## start DATA EXTRACT

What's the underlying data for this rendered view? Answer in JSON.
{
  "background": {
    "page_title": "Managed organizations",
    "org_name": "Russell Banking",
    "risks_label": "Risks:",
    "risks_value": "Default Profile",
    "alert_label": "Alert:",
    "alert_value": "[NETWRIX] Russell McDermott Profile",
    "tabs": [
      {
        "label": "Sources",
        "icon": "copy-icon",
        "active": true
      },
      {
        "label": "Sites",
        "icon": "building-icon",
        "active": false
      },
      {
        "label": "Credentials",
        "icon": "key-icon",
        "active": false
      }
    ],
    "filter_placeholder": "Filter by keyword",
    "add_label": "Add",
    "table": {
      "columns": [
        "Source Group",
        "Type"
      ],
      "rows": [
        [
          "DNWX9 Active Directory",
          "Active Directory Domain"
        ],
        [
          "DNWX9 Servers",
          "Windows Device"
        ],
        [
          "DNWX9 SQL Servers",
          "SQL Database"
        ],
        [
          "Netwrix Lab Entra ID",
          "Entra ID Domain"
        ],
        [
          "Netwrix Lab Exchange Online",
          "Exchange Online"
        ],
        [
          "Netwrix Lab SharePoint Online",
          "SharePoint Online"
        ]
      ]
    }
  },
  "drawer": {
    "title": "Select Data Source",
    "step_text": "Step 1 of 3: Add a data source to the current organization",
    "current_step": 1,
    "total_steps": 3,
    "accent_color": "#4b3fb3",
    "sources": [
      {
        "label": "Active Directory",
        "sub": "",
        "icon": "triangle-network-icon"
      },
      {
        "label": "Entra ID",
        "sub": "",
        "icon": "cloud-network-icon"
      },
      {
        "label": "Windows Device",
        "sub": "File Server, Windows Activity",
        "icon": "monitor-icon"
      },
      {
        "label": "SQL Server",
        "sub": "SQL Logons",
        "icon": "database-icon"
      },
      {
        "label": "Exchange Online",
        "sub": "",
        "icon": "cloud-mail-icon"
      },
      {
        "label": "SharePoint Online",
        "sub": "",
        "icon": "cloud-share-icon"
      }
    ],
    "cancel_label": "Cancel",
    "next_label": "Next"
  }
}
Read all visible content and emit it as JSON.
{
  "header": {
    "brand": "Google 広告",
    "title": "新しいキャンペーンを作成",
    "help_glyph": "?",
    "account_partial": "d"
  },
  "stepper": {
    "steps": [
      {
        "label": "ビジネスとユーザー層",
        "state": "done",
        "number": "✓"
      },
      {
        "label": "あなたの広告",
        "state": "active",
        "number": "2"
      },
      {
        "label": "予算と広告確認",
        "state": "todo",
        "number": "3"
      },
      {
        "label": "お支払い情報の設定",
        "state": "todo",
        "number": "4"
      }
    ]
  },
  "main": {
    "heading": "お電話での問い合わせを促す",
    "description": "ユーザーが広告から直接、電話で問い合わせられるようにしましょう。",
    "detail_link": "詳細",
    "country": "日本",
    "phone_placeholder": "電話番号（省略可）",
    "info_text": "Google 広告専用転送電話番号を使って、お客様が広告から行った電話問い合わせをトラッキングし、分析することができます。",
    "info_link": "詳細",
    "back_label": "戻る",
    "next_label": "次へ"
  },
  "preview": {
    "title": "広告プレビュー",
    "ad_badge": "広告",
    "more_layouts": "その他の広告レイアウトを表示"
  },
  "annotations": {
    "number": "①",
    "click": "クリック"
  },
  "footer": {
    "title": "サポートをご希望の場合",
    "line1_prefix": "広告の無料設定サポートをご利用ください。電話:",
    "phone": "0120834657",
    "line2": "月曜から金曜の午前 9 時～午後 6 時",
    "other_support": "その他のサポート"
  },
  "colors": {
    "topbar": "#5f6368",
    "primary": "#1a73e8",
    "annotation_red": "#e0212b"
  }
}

## end DATA EXTRACT

EXERCISE TASK: In the entries above, find lines with "icon" and copy each.

CORRECT OUTPUT:
        "icon": "copy-icon",
        "icon": "building-icon",
        "icon": "key-icon",
        "icon": "triangle-network-icon"
        "icon": "cloud-network-icon"
        "icon": "monitor-icon"
        "icon": "database-icon"
        "icon": "cloud-mail-icon"
        "icon": "cloud-share-icon"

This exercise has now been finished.